◆ **WRITTEN EXERCISE**
Reproduce every one of the following items verbatim, line for line, with no changes.

(Spatial layout entries)
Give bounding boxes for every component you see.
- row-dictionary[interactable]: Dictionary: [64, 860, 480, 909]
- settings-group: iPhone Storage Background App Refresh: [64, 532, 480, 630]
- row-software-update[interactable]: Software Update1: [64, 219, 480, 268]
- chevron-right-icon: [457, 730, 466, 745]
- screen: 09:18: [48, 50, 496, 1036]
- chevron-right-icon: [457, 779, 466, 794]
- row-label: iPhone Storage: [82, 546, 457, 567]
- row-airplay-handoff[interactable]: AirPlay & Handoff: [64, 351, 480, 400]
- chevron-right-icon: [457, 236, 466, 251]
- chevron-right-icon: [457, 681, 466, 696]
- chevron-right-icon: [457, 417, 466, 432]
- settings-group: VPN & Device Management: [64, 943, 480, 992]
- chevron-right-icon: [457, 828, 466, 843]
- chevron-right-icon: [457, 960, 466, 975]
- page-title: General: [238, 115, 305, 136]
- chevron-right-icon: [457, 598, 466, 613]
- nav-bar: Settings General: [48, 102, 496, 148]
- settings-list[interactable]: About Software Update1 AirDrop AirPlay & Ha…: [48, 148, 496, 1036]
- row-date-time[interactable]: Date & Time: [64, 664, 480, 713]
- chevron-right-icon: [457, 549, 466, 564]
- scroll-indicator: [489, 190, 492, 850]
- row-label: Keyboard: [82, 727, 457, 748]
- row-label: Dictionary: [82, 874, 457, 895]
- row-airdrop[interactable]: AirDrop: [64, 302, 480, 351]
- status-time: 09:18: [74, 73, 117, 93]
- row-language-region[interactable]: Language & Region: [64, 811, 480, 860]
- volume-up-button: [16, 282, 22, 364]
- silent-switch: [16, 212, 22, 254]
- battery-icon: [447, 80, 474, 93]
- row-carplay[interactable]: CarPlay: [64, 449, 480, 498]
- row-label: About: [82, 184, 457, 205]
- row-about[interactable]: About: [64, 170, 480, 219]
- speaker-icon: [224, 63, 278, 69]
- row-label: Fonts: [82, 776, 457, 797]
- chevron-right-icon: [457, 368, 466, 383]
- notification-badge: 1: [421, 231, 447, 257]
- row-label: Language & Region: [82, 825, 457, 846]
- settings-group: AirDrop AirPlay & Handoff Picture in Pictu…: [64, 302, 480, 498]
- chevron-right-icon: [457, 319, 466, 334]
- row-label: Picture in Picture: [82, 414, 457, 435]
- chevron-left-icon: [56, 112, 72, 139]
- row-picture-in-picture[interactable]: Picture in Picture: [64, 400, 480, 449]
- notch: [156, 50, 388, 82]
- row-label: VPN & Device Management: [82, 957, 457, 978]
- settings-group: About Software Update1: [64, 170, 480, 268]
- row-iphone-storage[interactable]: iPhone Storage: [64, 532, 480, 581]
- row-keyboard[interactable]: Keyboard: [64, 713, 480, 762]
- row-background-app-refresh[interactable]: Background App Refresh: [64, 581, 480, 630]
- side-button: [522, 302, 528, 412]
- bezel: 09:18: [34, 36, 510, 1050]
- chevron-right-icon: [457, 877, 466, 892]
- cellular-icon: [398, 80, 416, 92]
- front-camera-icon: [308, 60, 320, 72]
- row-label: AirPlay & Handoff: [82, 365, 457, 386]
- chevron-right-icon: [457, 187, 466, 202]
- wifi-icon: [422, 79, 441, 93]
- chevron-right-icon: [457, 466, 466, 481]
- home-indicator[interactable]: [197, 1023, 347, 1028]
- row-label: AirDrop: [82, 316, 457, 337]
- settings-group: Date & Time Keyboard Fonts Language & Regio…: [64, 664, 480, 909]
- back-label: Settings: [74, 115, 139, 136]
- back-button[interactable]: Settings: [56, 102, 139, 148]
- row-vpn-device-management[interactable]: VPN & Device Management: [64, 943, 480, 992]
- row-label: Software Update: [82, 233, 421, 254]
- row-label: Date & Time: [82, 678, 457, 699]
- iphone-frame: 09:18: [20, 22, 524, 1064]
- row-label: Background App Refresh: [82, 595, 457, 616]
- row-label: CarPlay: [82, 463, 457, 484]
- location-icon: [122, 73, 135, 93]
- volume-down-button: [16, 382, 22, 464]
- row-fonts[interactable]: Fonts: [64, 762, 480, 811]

◆ **FINAL RESULT**
Give bounding boxes for every component you see.
- row-dictionary[interactable]: Dictionary: [64, 860, 480, 909]
- settings-group: iPhone Storage Background App Refresh: [64, 532, 480, 630]
- row-software-update[interactable]: Software Update1: [64, 219, 480, 268]
- chevron-right-icon: [457, 730, 466, 745]
- screen: 09:18: [48, 50, 496, 1036]
- chevron-right-icon: [457, 779, 466, 794]
- row-label: iPhone Storage: [82, 546, 457, 567]
- row-airplay-handoff[interactable]: AirPlay & Handoff: [64, 351, 480, 400]
- chevron-right-icon: [457, 236, 466, 251]
- chevron-right-icon: [457, 681, 466, 696]
- chevron-right-icon: [457, 417, 466, 432]
- settings-group: VPN & Device Management: [64, 943, 480, 992]
- chevron-right-icon: [457, 828, 466, 843]
- chevron-right-icon: [457, 960, 466, 975]
- page-title: General: [238, 115, 305, 136]
- chevron-right-icon: [457, 598, 466, 613]
- nav-bar: Settings General: [48, 102, 496, 148]
- settings-list[interactable]: About Software Update1 AirDrop AirPlay & Ha…: [48, 148, 496, 1036]
- row-date-time[interactable]: Date & Time: [64, 664, 480, 713]
- chevron-right-icon: [457, 549, 466, 564]
- scroll-indicator: [489, 190, 492, 850]
- row-label: Keyboard: [82, 727, 457, 748]
- row-label: Dictionary: [82, 874, 457, 895]
- row-airdrop[interactable]: AirDrop: [64, 302, 480, 351]
- status-time: 09:18: [74, 73, 117, 93]
- row-language-region[interactable]: Language & Region: [64, 811, 480, 860]
- volume-up-button: [16, 282, 22, 364]
- silent-switch: [16, 212, 22, 254]
- battery-icon: [447, 80, 474, 93]
- row-carplay[interactable]: CarPlay: [64, 449, 480, 498]
- row-label: About: [82, 184, 457, 205]
- row-about[interactable]: About: [64, 170, 480, 219]
- speaker-icon: [224, 63, 278, 69]
- row-label: Fonts: [82, 776, 457, 797]
- chevron-right-icon: [457, 368, 466, 383]
- notification-badge: 1: [421, 231, 447, 257]
- row-label: Language & Region: [82, 825, 457, 846]
- settings-group: AirDrop AirPlay & Handoff Picture in Pictu…: [64, 302, 480, 498]
- chevron-right-icon: [457, 319, 466, 334]
- row-label: Picture in Picture: [82, 414, 457, 435]
- chevron-left-icon: [56, 112, 72, 139]
- row-picture-in-picture[interactable]: Picture in Picture: [64, 400, 480, 449]
- notch: [156, 50, 388, 82]
- row-label: VPN & Device Management: [82, 957, 457, 978]
- settings-group: About Software Update1: [64, 170, 480, 268]
- row-iphone-storage[interactable]: iPhone Storage: [64, 532, 480, 581]
- row-keyboard[interactable]: Keyboard: [64, 713, 480, 762]
- row-background-app-refresh[interactable]: Background App Refresh: [64, 581, 480, 630]
- side-button: [522, 302, 528, 412]
- bezel: 09:18: [34, 36, 510, 1050]
- chevron-right-icon: [457, 877, 466, 892]
- cellular-icon: [398, 80, 416, 92]
- front-camera-icon: [308, 60, 320, 72]
- row-label: AirPlay & Handoff: [82, 365, 457, 386]
- chevron-right-icon: [457, 187, 466, 202]
- wifi-icon: [422, 79, 441, 93]
- chevron-right-icon: [457, 466, 466, 481]
- home-indicator[interactable]: [197, 1023, 347, 1028]
- row-label: AirDrop: [82, 316, 457, 337]
- settings-group: Date & Time Keyboard Fonts Language & Regio…: [64, 664, 480, 909]
- back-label: Settings: [74, 115, 139, 136]
- back-button[interactable]: Settings: [56, 102, 139, 148]
- row-vpn-device-management[interactable]: VPN & Device Management: [64, 943, 480, 992]
- row-label: Software Update: [82, 233, 421, 254]
- row-label: Date & Time: [82, 678, 457, 699]
- iphone-frame: 09:18: [20, 22, 524, 1064]
- row-label: Background App Refresh: [82, 595, 457, 616]
- row-label: CarPlay: [82, 463, 457, 484]
- location-icon: [122, 73, 135, 93]
- volume-down-button: [16, 382, 22, 464]
- row-fonts[interactable]: Fonts: [64, 762, 480, 811]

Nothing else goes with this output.